- _Instruction_:
Copy out each line that mentions the word "буквы".

──────

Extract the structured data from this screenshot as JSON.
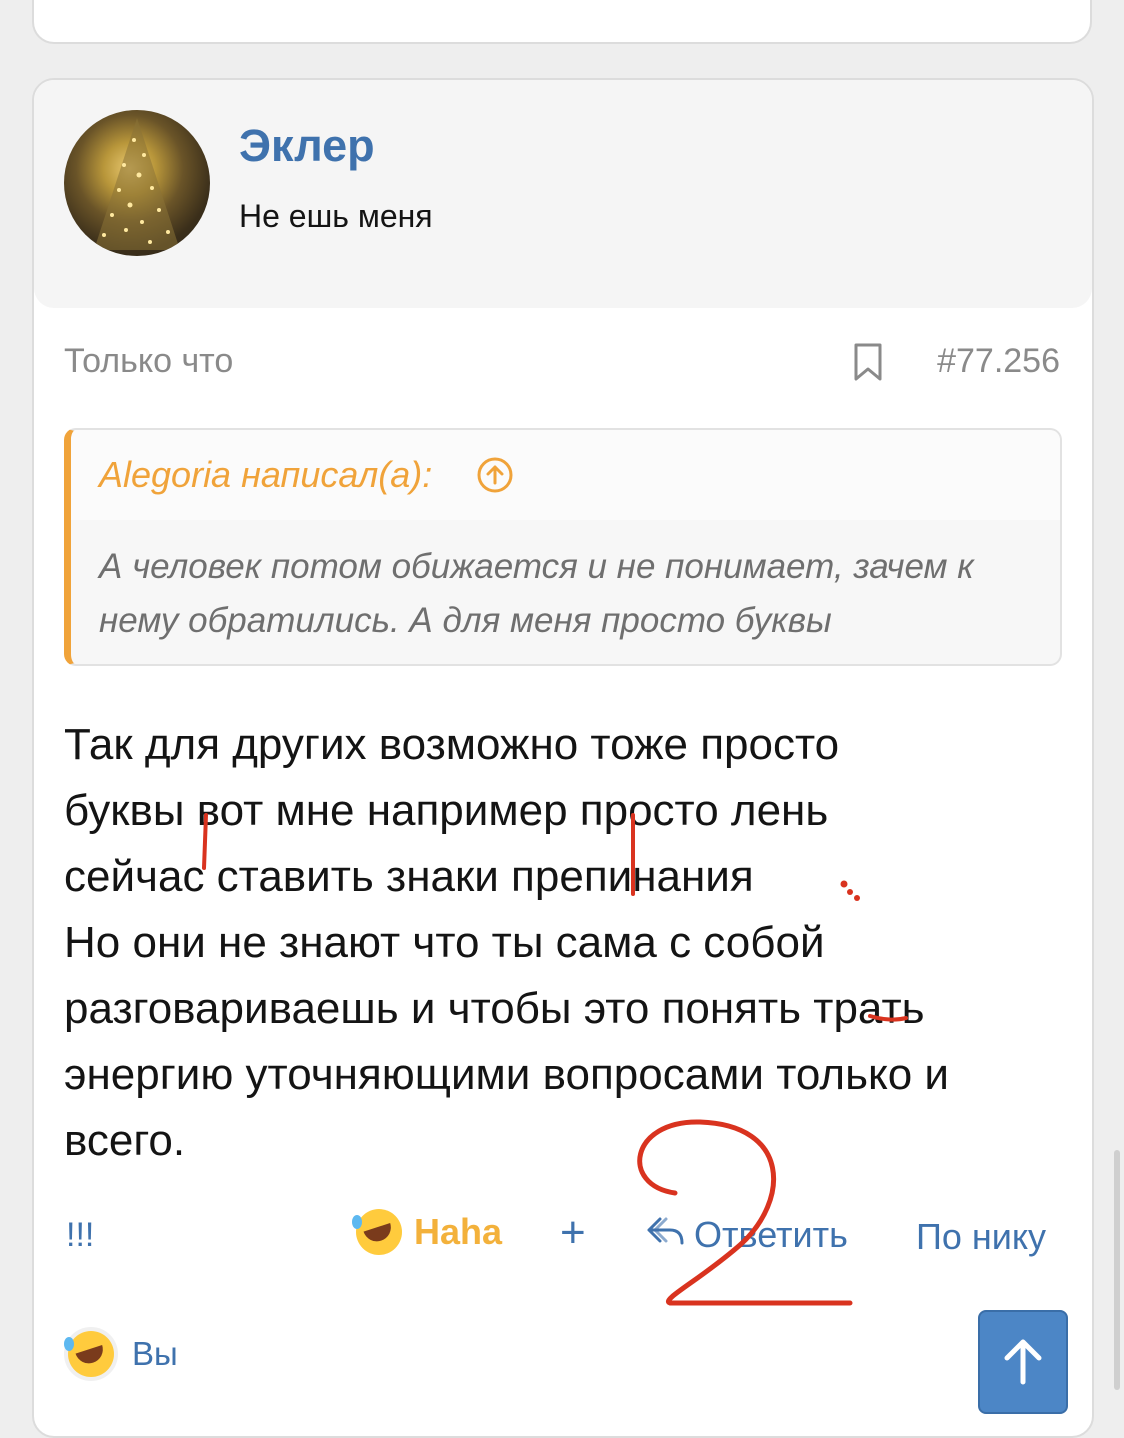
{
  "post": {
    "author_name": "Эклер",
    "author_title": "Не ешь меня",
    "time": "Только что",
    "number": "#77.256",
    "quote": {
      "author": "Alegoria написал(а):",
      "text": "А человек потом обижается и не понимает, зачем к нему обратились. А для меня просто буквы"
    },
    "message_lines": [
      "Так для других возможно тоже просто",
      "буквы вот мне например просто лень",
      "сейчас ставить знаки препинания",
      "Но они не знают что ты сама с собой",
      "разговариваешь и чтобы это понять трать",
      "энергию уточняющими вопросами только и",
      "всего."
    ]
  },
  "actions": {
    "report": "!!!",
    "reaction": "Haha",
    "plus": "+",
    "reply": "Ответить",
    "by_nick": "По нику"
  },
  "reactions_bar": {
    "label": "Вы"
  },
  "colors": {
    "link": "#3f72ad",
    "quote_accent": "#f0a33a",
    "reaction": "#f3b13b",
    "annotation": "#d9331f"
  }
}
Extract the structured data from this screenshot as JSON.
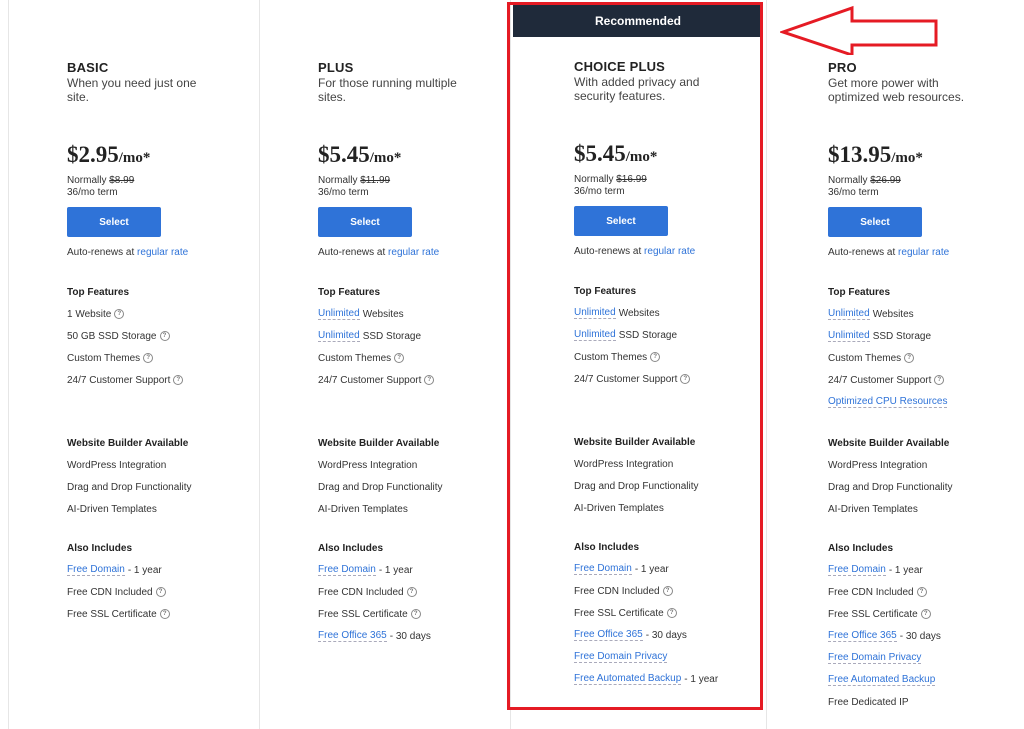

──────

- _Correct answer_:
      "text": "А человек потом обижается и не понимает, зачем к нему обратились. А для меня просто буквы"
      "буквы вот мне например просто лень",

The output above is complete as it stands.